TASK DIRECTIONS
Reproduce the following material verbatim, line by line, omitting the pictures.
--- start PROVIDED DATA ---
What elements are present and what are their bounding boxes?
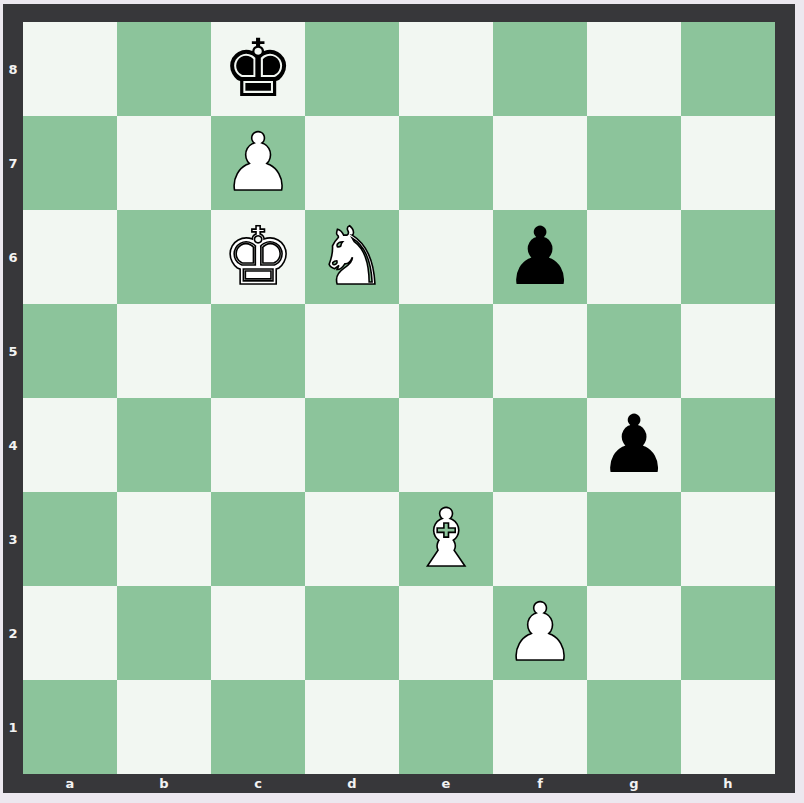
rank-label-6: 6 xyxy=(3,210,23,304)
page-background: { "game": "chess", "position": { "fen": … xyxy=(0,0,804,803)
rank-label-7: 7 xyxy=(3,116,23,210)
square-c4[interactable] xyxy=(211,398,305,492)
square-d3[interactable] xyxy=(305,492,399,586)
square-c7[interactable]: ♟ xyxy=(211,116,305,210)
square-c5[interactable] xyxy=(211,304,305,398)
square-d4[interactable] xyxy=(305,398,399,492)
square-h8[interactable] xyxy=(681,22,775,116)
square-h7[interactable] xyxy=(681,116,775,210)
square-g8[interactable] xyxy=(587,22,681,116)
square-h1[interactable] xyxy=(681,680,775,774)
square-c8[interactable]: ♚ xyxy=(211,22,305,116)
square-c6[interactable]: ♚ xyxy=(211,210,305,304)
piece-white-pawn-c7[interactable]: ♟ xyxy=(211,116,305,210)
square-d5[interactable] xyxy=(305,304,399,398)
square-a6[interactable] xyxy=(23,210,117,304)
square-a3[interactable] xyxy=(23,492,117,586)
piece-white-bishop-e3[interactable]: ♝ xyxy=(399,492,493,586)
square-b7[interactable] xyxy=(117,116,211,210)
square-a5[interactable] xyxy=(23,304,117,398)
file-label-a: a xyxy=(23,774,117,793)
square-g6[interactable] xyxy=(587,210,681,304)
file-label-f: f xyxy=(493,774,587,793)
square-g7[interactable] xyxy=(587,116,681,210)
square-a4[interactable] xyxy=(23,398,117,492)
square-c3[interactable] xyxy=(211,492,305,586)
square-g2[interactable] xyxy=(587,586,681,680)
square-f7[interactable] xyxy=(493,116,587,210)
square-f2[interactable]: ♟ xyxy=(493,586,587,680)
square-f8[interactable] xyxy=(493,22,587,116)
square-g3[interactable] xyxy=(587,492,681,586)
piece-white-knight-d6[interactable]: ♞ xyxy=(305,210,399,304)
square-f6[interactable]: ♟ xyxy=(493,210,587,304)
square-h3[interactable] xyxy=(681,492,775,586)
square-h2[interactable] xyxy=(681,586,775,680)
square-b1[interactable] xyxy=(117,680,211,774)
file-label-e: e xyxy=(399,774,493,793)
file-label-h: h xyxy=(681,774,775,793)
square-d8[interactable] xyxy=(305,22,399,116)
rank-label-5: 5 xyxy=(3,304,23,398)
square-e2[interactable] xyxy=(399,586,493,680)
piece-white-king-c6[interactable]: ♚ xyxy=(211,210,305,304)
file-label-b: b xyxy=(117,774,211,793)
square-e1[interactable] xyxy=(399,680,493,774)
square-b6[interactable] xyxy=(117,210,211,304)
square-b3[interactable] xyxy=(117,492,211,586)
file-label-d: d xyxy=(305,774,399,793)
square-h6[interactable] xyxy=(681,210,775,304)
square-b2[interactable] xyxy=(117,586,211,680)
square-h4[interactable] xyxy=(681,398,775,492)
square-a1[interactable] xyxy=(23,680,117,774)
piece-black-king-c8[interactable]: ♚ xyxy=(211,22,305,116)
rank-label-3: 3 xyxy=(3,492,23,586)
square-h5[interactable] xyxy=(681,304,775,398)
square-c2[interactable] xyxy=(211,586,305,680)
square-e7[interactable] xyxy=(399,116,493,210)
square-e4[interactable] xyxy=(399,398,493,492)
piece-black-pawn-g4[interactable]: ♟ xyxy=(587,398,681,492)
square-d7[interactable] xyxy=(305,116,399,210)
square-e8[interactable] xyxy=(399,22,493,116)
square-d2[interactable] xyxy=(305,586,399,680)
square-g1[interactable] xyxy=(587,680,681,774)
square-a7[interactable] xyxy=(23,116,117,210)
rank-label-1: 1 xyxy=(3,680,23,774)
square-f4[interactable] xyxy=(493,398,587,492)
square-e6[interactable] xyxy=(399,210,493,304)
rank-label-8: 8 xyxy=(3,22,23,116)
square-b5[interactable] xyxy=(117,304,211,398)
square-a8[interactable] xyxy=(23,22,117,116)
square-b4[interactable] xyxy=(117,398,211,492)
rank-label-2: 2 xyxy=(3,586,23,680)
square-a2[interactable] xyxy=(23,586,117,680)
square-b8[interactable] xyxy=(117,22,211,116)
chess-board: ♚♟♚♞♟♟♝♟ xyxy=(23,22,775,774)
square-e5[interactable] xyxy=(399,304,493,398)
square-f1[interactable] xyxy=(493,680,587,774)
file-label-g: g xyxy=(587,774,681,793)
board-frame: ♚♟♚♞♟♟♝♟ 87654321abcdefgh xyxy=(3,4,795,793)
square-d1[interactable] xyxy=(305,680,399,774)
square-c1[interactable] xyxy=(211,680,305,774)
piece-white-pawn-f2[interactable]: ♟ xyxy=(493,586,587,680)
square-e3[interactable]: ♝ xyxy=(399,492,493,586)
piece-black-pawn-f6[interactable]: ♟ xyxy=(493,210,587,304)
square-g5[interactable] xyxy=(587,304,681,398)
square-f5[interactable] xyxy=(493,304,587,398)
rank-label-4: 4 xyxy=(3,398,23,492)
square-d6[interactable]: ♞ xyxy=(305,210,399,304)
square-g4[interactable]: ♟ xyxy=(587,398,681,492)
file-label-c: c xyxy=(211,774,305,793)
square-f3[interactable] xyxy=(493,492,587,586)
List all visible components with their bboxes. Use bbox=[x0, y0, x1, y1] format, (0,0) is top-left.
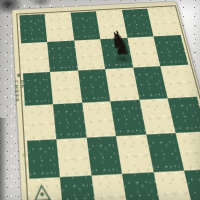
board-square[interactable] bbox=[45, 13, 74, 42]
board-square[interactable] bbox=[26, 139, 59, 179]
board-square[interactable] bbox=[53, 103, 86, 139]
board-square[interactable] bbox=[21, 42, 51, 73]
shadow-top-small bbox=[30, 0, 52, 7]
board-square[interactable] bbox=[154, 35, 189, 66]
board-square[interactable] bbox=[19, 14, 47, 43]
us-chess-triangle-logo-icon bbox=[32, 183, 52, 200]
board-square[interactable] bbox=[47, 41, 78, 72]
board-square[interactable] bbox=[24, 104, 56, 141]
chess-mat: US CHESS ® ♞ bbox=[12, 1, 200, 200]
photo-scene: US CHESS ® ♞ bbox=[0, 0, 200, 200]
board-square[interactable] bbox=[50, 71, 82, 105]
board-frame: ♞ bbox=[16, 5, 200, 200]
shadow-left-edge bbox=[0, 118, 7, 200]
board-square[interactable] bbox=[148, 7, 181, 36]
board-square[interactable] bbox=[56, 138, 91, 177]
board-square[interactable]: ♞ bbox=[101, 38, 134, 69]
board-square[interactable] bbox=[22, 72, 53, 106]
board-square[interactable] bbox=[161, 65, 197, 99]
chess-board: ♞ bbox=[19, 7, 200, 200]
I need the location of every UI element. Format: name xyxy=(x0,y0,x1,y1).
--- end PROVIDED DATA ---
TASK RESULT
What elements are present and what are their bounding boxes?
rank-label-6: 6 xyxy=(3,210,23,304)
page-background: { "game": "chess", "position": { "fen": … xyxy=(0,0,804,803)
rank-label-7: 7 xyxy=(3,116,23,210)
square-c4[interactable] xyxy=(211,398,305,492)
square-d3[interactable] xyxy=(305,492,399,586)
square-c7[interactable]: ♟ xyxy=(211,116,305,210)
square-c5[interactable] xyxy=(211,304,305,398)
square-d4[interactable] xyxy=(305,398,399,492)
square-h8[interactable] xyxy=(681,22,775,116)
square-h7[interactable] xyxy=(681,116,775,210)
square-g8[interactable] xyxy=(587,22,681,116)
square-h1[interactable] xyxy=(681,680,775,774)
square-c8[interactable]: ♚ xyxy=(211,22,305,116)
square-c6[interactable]: ♚ xyxy=(211,210,305,304)
piece-white-pawn-c7[interactable]: ♟ xyxy=(211,116,305,210)
square-d5[interactable] xyxy=(305,304,399,398)
square-a6[interactable] xyxy=(23,210,117,304)
square-a3[interactable] xyxy=(23,492,117,586)
piece-white-bishop-e3[interactable]: ♝ xyxy=(399,492,493,586)
square-b7[interactable] xyxy=(117,116,211,210)
square-a5[interactable] xyxy=(23,304,117,398)
file-label-a: a xyxy=(23,774,117,793)
square-g6[interactable] xyxy=(587,210,681,304)
file-label-f: f xyxy=(493,774,587,793)
square-g7[interactable] xyxy=(587,116,681,210)
square-a4[interactable] xyxy=(23,398,117,492)
square-c3[interactable] xyxy=(211,492,305,586)
square-g2[interactable] xyxy=(587,586,681,680)
square-f7[interactable] xyxy=(493,116,587,210)
square-f2[interactable]: ♟ xyxy=(493,586,587,680)
square-f8[interactable] xyxy=(493,22,587,116)
square-g3[interactable] xyxy=(587,492,681,586)
piece-white-knight-d6[interactable]: ♞ xyxy=(305,210,399,304)
square-f6[interactable]: ♟ xyxy=(493,210,587,304)
square-h3[interactable] xyxy=(681,492,775,586)
square-h2[interactable] xyxy=(681,586,775,680)
square-b1[interactable] xyxy=(117,680,211,774)
file-label-e: e xyxy=(399,774,493,793)
file-label-h: h xyxy=(681,774,775,793)
square-d8[interactable] xyxy=(305,22,399,116)
rank-label-5: 5 xyxy=(3,304,23,398)
square-e2[interactable] xyxy=(399,586,493,680)
piece-white-king-c6[interactable]: ♚ xyxy=(211,210,305,304)
file-label-b: b xyxy=(117,774,211,793)
square-e1[interactable] xyxy=(399,680,493,774)
square-b6[interactable] xyxy=(117,210,211,304)
square-b3[interactable] xyxy=(117,492,211,586)
file-label-d: d xyxy=(305,774,399,793)
square-h6[interactable] xyxy=(681,210,775,304)
square-b2[interactable] xyxy=(117,586,211,680)
square-h4[interactable] xyxy=(681,398,775,492)
square-a1[interactable] xyxy=(23,680,117,774)
piece-black-king-c8[interactable]: ♚ xyxy=(211,22,305,116)
rank-label-3: 3 xyxy=(3,492,23,586)
square-h5[interactable] xyxy=(681,304,775,398)
square-c2[interactable] xyxy=(211,586,305,680)
square-e7[interactable] xyxy=(399,116,493,210)
square-e4[interactable] xyxy=(399,398,493,492)
piece-black-pawn-g4[interactable]: ♟ xyxy=(587,398,681,492)
square-d7[interactable] xyxy=(305,116,399,210)
square-e8[interactable] xyxy=(399,22,493,116)
square-d2[interactable] xyxy=(305,586,399,680)
square-g1[interactable] xyxy=(587,680,681,774)
square-a7[interactable] xyxy=(23,116,117,210)
rank-label-1: 1 xyxy=(3,680,23,774)
square-f4[interactable] xyxy=(493,398,587,492)
square-e6[interactable] xyxy=(399,210,493,304)
rank-label-8: 8 xyxy=(3,22,23,116)
square-b5[interactable] xyxy=(117,304,211,398)
square-a8[interactable] xyxy=(23,22,117,116)
square-b4[interactable] xyxy=(117,398,211,492)
rank-label-2: 2 xyxy=(3,586,23,680)
square-a2[interactable] xyxy=(23,586,117,680)
square-b8[interactable] xyxy=(117,22,211,116)
chess-board: ♚♟♚♞♟♟♝♟ xyxy=(23,22,775,774)
square-e5[interactable] xyxy=(399,304,493,398)
square-f1[interactable] xyxy=(493,680,587,774)
file-label-g: g xyxy=(587,774,681,793)
board-frame: ♚♟♚♞♟♟♝♟ 87654321abcdefgh xyxy=(3,4,795,793)
square-d1[interactable] xyxy=(305,680,399,774)
square-c1[interactable] xyxy=(211,680,305,774)
piece-white-pawn-f2[interactable]: ♟ xyxy=(493,586,587,680)
square-e3[interactable]: ♝ xyxy=(399,492,493,586)
piece-black-pawn-f6[interactable]: ♟ xyxy=(493,210,587,304)
square-g5[interactable] xyxy=(587,304,681,398)
square-f5[interactable] xyxy=(493,304,587,398)
rank-label-4: 4 xyxy=(3,398,23,492)
square-d6[interactable]: ♞ xyxy=(305,210,399,304)
square-g4[interactable]: ♟ xyxy=(587,398,681,492)
file-label-c: c xyxy=(211,774,305,793)
square-f3[interactable] xyxy=(493,492,587,586)
List all visible components with their bboxes. Use bbox=[x0, y0, x1, y1] format, (0,0) is top-left.
board-square[interactable] bbox=[45, 13, 74, 42]
board-square[interactable] bbox=[26, 139, 59, 179]
board-square[interactable] bbox=[53, 103, 86, 139]
board-square[interactable] bbox=[21, 42, 51, 73]
shadow-top-small bbox=[30, 0, 52, 7]
board-square[interactable] bbox=[154, 35, 189, 66]
board-square[interactable] bbox=[19, 14, 47, 43]
us-chess-triangle-logo-icon bbox=[32, 183, 52, 200]
board-square[interactable] bbox=[47, 41, 78, 72]
board-square[interactable] bbox=[24, 104, 56, 141]
chess-mat: US CHESS ® ♞ bbox=[12, 1, 200, 200]
photo-scene: US CHESS ® ♞ bbox=[0, 0, 200, 200]
board-square[interactable] bbox=[50, 71, 82, 105]
board-frame: ♞ bbox=[16, 5, 200, 200]
shadow-left-edge bbox=[0, 118, 7, 200]
board-square[interactable] bbox=[148, 7, 181, 36]
board-square[interactable] bbox=[56, 138, 91, 177]
board-square[interactable]: ♞ bbox=[101, 38, 134, 69]
board-square[interactable] bbox=[22, 72, 53, 106]
board-square[interactable] bbox=[161, 65, 197, 99]
chess-board: ♞ bbox=[19, 7, 200, 200]
I need the location of every UI element. Format: name xyxy=(x0,y0,x1,y1).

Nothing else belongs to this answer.